_Texte_.
--------------------
Quels sont les avantages de vivre à la campagne ? Plus de solidarités, une identité plus reconnue, mais aussi un cadre de vie éloigné du stress et de l’air pollué des agglomérations. On peut aller chercher des champignons, se balader en forêt, planter un petit potager dans le jardin de son petit pavillon ou aller à pied se fournir en fromages à la ferme du coin… Vieillir en milieu rural est aussi l’occasion de s’aérer, de pratiquer une activité physique loin du bitume des grandes villes et de manger plus local. Autant d’activités qui contribuent également à permettre aux personnes âgées la conservation de leur autonomie. Les personnes âgées peuvent ainsi goûter à la quiétude de la vie à la campagne ou en pleine nature, ce qui a des conséquences positives sur leur niveau de stress et donc par conséquent également sur leur cerveau.
Malgré tout, vieillir en milieu rural pose des difficultés en matière de transports et de services de proximité au quotidien. Les personnes âgées y sont affectées par la disparition des services publics et des petits commerces dans les villages. Bars-tabacs, boulangeries, supérettes, les commerces de proximité en milieu rural sont nombreux à fermer leurs portes et à ne jamais les rouvrir. Un phénomène difficile à éviter dans les zones rurales isolées « où on constate un exode des populations les plus jeunes car il n’y a pas d’offre de formation et ces populations ne reviennent jamais habiter sur le territoire bien plus tard ».
--------------------
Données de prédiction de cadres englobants
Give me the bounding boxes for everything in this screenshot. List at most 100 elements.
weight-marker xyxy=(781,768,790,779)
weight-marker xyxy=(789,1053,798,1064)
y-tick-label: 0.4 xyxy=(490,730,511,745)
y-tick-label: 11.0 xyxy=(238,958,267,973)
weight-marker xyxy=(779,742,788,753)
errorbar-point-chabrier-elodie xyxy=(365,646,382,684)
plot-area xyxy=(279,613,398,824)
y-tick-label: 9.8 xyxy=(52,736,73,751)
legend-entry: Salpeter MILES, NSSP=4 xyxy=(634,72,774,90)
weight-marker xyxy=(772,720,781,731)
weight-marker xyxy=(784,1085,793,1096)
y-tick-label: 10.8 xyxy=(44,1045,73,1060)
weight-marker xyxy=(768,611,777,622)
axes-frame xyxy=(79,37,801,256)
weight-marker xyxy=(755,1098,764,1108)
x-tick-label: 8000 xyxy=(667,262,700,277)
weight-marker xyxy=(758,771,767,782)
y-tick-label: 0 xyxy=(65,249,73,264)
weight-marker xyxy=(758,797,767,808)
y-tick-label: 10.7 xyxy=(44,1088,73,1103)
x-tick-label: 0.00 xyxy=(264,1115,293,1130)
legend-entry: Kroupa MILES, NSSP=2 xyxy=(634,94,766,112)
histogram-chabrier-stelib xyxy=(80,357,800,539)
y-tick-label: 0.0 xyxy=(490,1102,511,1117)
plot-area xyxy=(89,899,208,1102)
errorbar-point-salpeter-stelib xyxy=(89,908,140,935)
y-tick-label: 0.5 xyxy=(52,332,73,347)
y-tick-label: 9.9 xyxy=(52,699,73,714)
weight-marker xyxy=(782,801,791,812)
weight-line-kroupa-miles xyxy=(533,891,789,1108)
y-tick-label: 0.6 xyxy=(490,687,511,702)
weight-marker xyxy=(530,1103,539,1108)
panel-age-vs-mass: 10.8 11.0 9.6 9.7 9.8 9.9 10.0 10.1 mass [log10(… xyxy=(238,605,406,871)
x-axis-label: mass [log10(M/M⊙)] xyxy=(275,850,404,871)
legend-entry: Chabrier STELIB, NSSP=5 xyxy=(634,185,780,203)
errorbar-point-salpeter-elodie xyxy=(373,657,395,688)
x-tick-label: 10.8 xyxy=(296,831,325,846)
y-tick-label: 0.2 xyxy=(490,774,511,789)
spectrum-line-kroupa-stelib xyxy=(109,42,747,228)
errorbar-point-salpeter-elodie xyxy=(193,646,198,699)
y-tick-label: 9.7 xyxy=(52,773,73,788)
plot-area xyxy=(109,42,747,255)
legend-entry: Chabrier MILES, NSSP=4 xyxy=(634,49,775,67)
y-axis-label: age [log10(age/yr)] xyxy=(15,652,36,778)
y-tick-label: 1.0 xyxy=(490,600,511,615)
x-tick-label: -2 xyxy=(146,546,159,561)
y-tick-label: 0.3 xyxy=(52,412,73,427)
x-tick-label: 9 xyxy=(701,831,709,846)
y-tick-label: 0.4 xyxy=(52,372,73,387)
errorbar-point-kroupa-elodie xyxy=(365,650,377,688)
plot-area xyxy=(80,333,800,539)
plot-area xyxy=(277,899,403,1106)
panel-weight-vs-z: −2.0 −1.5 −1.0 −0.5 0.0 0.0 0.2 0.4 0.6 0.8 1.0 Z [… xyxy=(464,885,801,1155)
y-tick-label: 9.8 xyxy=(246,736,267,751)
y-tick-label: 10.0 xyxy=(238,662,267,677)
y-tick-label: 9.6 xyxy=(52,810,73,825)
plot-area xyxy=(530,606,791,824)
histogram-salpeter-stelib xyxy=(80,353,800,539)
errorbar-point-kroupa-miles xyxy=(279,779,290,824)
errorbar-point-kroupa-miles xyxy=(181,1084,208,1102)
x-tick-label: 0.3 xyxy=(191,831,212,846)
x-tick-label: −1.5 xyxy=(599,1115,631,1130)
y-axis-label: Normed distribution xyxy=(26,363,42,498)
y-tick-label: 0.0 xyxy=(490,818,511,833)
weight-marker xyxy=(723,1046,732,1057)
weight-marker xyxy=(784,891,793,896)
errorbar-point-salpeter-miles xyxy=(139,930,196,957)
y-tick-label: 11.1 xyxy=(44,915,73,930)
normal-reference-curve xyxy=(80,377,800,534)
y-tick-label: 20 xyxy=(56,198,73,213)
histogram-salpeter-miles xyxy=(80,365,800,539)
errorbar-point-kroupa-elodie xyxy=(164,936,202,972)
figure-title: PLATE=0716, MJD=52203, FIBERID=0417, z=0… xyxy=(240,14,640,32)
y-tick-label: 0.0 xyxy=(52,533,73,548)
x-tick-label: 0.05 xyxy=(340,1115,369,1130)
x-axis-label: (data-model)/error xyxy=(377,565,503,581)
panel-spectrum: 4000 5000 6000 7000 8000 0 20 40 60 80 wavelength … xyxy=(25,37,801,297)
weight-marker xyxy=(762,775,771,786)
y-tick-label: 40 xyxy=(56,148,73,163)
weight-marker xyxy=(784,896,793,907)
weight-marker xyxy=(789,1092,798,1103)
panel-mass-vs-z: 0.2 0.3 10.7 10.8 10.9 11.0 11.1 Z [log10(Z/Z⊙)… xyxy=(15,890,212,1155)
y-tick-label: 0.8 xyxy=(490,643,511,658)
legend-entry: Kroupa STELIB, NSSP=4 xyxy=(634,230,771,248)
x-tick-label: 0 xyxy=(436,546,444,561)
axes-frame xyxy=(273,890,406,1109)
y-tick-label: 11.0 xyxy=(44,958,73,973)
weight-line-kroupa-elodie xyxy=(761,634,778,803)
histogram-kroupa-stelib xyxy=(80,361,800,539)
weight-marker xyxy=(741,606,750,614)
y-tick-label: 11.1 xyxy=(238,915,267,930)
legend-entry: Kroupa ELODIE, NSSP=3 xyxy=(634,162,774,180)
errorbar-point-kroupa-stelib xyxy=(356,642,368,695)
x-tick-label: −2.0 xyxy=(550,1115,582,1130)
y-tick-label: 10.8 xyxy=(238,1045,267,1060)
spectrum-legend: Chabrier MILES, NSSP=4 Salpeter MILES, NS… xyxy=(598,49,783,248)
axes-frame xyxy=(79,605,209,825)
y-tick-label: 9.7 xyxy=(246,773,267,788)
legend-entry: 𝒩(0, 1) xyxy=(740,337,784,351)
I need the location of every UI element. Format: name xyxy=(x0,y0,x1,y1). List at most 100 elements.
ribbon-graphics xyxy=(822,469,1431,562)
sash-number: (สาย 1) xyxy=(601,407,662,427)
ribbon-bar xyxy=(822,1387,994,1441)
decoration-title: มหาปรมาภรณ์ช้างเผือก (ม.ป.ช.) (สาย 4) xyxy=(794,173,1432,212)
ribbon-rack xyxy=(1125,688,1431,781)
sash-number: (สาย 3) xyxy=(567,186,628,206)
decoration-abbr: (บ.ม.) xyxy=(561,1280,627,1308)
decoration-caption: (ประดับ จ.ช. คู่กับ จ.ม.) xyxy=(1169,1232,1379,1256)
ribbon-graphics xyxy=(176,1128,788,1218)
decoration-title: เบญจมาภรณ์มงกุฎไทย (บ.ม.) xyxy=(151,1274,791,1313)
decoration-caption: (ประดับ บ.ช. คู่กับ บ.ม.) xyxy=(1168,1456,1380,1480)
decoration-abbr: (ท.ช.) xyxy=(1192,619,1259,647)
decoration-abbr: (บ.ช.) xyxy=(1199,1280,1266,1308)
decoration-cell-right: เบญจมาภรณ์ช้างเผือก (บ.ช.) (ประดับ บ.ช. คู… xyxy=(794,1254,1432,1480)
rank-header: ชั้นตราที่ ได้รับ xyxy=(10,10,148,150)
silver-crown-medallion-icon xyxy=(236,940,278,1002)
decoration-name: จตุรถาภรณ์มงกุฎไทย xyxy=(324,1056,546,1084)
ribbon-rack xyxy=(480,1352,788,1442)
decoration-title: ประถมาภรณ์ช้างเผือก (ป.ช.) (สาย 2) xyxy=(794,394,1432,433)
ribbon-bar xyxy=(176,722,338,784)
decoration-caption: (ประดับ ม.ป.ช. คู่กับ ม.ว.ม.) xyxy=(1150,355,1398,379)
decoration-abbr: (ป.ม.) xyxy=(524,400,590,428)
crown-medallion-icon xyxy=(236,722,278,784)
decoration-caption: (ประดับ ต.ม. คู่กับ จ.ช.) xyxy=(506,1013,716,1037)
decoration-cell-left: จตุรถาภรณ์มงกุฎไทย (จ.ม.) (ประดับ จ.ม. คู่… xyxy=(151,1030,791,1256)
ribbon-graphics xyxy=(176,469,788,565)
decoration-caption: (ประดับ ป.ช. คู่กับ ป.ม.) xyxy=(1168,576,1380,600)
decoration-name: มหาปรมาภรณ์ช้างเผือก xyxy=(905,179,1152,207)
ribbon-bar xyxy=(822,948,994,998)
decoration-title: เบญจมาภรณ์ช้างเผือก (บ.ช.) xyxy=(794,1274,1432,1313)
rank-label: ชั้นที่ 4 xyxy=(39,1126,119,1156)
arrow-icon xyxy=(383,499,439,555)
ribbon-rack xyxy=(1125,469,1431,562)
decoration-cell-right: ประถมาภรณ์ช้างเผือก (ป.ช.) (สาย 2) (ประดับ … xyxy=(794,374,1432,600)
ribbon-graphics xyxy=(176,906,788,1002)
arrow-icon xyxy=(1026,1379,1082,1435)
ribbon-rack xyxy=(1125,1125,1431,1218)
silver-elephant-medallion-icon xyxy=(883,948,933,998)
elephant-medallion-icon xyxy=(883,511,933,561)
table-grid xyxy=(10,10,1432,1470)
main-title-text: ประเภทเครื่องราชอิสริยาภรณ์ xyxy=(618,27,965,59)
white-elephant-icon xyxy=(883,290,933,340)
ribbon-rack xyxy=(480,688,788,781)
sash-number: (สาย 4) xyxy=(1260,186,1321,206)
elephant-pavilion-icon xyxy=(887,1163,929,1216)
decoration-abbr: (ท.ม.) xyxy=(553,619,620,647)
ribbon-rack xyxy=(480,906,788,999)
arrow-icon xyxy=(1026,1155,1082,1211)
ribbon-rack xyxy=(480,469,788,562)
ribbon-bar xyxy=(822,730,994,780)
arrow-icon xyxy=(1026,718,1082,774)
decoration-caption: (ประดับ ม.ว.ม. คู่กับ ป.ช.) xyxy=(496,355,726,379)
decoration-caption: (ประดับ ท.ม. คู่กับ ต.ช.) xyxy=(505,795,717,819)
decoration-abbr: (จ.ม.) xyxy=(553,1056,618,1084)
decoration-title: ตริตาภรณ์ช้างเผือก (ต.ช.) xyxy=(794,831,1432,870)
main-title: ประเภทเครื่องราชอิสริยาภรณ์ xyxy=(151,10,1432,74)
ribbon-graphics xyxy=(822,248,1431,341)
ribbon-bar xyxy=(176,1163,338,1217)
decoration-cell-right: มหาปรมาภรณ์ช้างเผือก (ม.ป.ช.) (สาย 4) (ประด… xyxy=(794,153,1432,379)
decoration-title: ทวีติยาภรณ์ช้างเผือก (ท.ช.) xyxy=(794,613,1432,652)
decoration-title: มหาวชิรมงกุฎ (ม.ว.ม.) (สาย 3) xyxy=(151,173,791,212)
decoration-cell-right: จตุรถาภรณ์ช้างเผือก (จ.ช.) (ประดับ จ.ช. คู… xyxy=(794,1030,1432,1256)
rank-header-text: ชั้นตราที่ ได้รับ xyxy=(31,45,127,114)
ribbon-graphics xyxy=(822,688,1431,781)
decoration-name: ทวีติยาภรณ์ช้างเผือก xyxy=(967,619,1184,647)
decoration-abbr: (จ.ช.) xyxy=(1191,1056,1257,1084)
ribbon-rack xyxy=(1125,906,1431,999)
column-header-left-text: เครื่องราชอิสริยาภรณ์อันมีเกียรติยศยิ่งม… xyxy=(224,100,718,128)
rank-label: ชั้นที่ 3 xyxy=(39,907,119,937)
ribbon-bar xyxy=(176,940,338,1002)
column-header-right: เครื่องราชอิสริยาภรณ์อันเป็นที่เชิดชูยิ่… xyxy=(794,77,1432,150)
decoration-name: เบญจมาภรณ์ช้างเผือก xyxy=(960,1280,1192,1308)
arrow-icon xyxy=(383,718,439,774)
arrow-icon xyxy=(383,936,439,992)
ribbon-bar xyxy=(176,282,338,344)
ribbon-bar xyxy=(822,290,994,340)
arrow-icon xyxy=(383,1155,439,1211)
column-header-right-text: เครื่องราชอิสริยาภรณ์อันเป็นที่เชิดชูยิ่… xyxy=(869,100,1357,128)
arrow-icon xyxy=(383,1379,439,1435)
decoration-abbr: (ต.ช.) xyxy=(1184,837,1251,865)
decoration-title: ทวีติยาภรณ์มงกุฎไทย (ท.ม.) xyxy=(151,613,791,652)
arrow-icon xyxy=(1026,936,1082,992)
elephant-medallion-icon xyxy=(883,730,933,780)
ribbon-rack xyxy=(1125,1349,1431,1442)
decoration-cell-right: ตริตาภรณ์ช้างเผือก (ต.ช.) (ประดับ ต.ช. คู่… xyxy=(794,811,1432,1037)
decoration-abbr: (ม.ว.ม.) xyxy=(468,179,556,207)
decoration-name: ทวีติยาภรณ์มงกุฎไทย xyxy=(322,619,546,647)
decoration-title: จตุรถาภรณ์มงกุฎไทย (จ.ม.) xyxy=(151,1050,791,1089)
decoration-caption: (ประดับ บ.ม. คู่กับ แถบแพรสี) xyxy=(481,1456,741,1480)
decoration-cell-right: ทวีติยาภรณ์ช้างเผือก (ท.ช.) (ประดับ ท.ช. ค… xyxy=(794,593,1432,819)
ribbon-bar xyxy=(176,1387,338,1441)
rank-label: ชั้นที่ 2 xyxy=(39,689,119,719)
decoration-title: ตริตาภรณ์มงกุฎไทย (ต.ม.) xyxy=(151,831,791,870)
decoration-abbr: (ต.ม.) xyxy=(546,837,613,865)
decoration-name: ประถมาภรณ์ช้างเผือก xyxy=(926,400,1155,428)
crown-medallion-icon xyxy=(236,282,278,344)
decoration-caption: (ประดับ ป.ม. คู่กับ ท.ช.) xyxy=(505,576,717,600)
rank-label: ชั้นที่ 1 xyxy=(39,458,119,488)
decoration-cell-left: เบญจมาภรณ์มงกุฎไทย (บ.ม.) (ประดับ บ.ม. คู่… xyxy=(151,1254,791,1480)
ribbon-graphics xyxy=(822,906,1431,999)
--------------------
_Consignes de l'exercice_.
**A)** Dans le texte sur le vieillissement en milieu rural, remplacez « champignons » par « châtaignes » et recopiez le passage qui va de « Quels sont les » jusqu'à « sur leur cerveau. » inclus.
**B)** Prolongez le texte sur le vieillissement en milieu rural à partir de sa dernière phrase.

_Réponses par consigne_.
**A)**
Quels sont les avantages de vivre à la campagne ? Plus de solidarités, une identité plus reconnue, mais aussi un cadre de vie éloigné du stress et de l’air pollué des agglomérations. On peut aller chercher des châtaignes, se balader en forêt, planter un petit potager dans le jardin de son petit pavillon ou aller à pied se fournir en fromages à la ferme du coin… Vieillir en milieu rural est aussi l’occasion de s’aérer, de pratiquer une activité physique loin du bitume des grandes villes et de manger plus local. Autant d’activités qui contribuent également à permettre aux personnes âgées la conservation de leur autonomie. Les personnes âgées peuvent ainsi goûter à la quiétude de la vie à la campagne ou en pleine nature, ce qui a des conséquences positives sur leur niveau de stress et donc par conséquent également sur leur cerveau.

**B)**
Cette disparition des petits commerces de proximité en milieu rural est d’autant plus difficile à vivre que les personnes âgées sont parfois dans l’incapacité de conduire et donc de pouvoir faire leurs courses par exemple. D’où la nécessité de trouver des alternatives de transport pour votre pour faciliter sa vie en milieu rural. De nombreuses initiatives existent dans ce domaine publiques, privées, commerciales…
L’absence de commerces et de service de proximité en milieu rural prive aussi les personnes âgées de lieux de rencontre : aller acheter sa baguette à pied, c’était aussi l’occasion de croiser quelqu’un à la boulangerie et d’échanger quelques mots. Face à ce phénomène, on constate « une tendance à se rapprocher des centres-bourgs pour accéder aux commerces de première nécessité, un mouvement parfois soutenu par les municipalités qui créent par exemple des logements regroupés pour les personnes âgées comme un petit programme d’habitat à loyer modéré ».
Autre élément important à prendre en compte pour une personne âgée, c’est la possibilité d’avoir accès à des soins médicaux. « Sur le maintien à domicile, il n’y a pas de grande différence avec ce qui se passe en ville. Les personnes âgées vont trouver en milieu rural une offre de service d’aide à domicile ou de soins à domicile pour l’aide au quotidien mais quand il s’agit de soins médicaux ou de soins spécialisées, c’est plus compliqué ».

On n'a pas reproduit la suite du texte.